Input
__________________________________________________
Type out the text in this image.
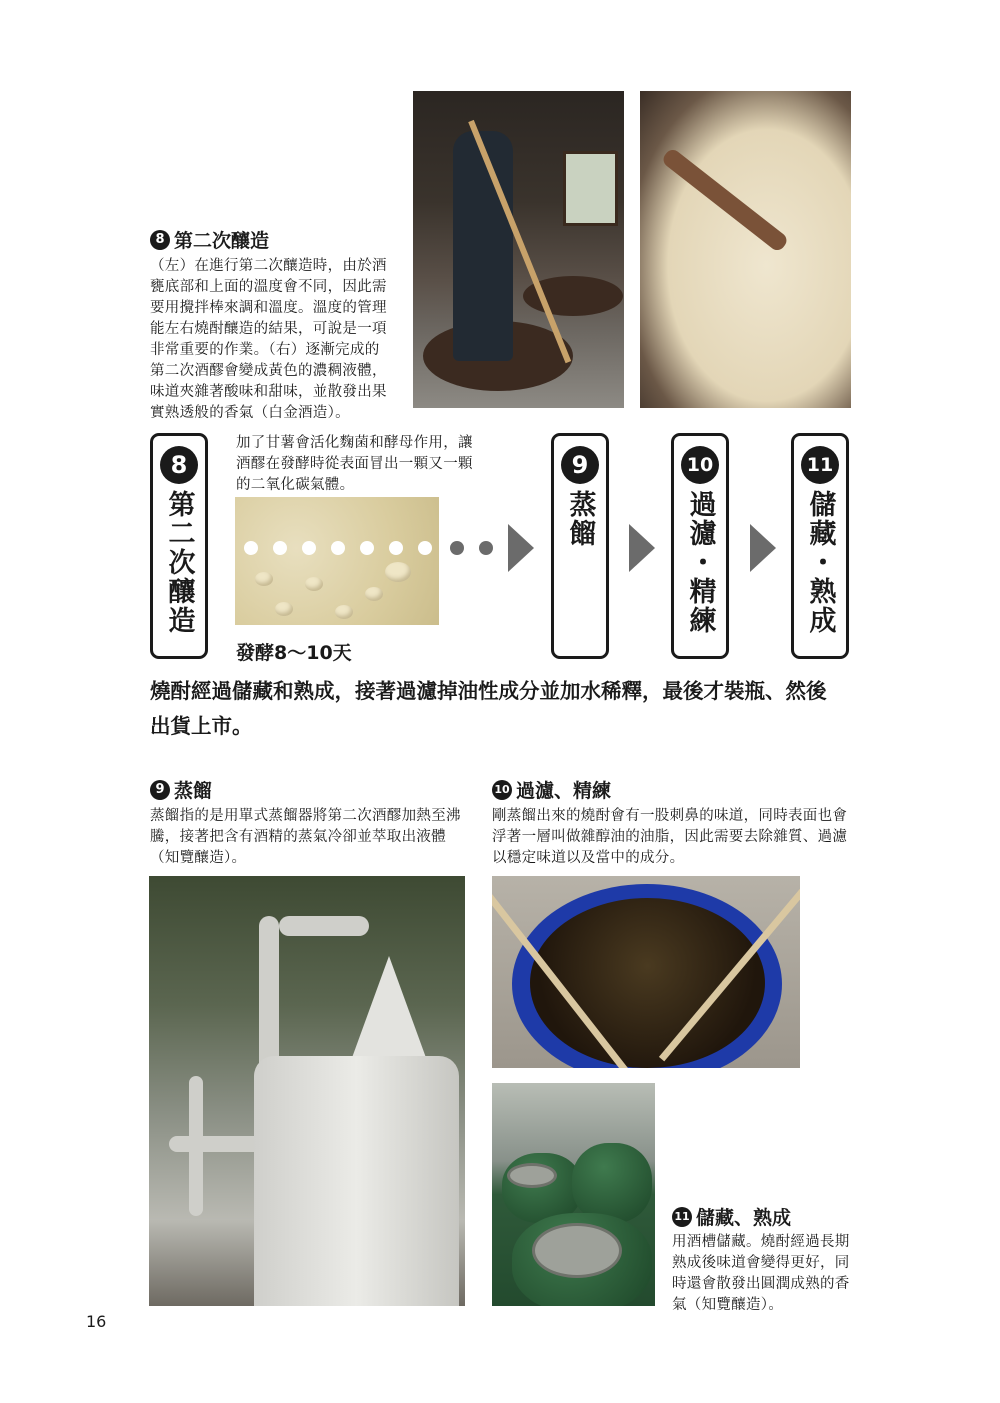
8 第二次釀造
（左）在進行第二次釀造時，由於酒
甕底部和上面的溫度會不同，因此需
要用攪拌棒來調和溫度。溫度的管理
能左右燒酎釀造的結果，可說是一項
非常重要的作業。（右）逐漸完成的
第二次酒醪會變成黃色的濃稠液體，
味道夾雜著酸味和甜味，並散發出果
實熟透般的香氣（白金酒造）。
8
第二次釀造
加了甘薯會活化麴菌和酵母作用，讓
酒醪在發酵時從表面冒出一顆又一顆
的二氧化碳氣體。
發酵8～10天
9
蒸餾
10
過濾・精練
11
儲藏・熟成
燒酎經過儲藏和熟成，接著過濾掉油性成分並加水稀釋，最後才裝瓶、然後
出貨上市。
9 蒸餾
蒸餾指的是用單式蒸餾器將第二次酒醪加熱至沸
騰，接著把含有酒精的蒸氣冷卻並萃取出液體
（知覽釀造）。
10 過濾、精練
剛蒸餾出來的燒酎會有一股刺鼻的味道，同時表面也會
浮著一層叫做雜醇油的油脂，因此需要去除雜質、過濾
以穩定味道以及當中的成分。
11 儲藏、熟成
用酒槽儲藏。燒酎經過長期
熟成後味道會變得更好，同
時還會散發出圓潤成熟的香
氣（知覽釀造）。
16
__________________________________________________
Given task
Please repeat the entries exactly. Do not include the pictures.

Answer
Type out the text in this image.
8 第二次釀造
（左）在進行第二次釀造時，由於酒
甕底部和上面的溫度會不同，因此需
要用攪拌棒來調和溫度。溫度的管理
能左右燒酎釀造的結果，可說是一項
非常重要的作業。（右）逐漸完成的
第二次酒醪會變成黃色的濃稠液體，
味道夾雜著酸味和甜味，並散發出果
實熟透般的香氣（白金酒造）。
8
第二次釀造
加了甘薯會活化麴菌和酵母作用，讓
酒醪在發酵時從表面冒出一顆又一顆
的二氧化碳氣體。
發酵8～10天
9
蒸餾
10
過濾・精練
11
儲藏・熟成
燒酎經過儲藏和熟成，接著過濾掉油性成分並加水稀釋，最後才裝瓶、然後
出貨上市。
9 蒸餾
蒸餾指的是用單式蒸餾器將第二次酒醪加熱至沸
騰，接著把含有酒精的蒸氣冷卻並萃取出液體
（知覽釀造）。
10 過濾、精練
剛蒸餾出來的燒酎會有一股刺鼻的味道，同時表面也會
浮著一層叫做雜醇油的油脂，因此需要去除雜質、過濾
以穩定味道以及當中的成分。
11 儲藏、熟成
用酒槽儲藏。燒酎經過長期
熟成後味道會變得更好，同
時還會散發出圓潤成熟的香
氣（知覽釀造）。
16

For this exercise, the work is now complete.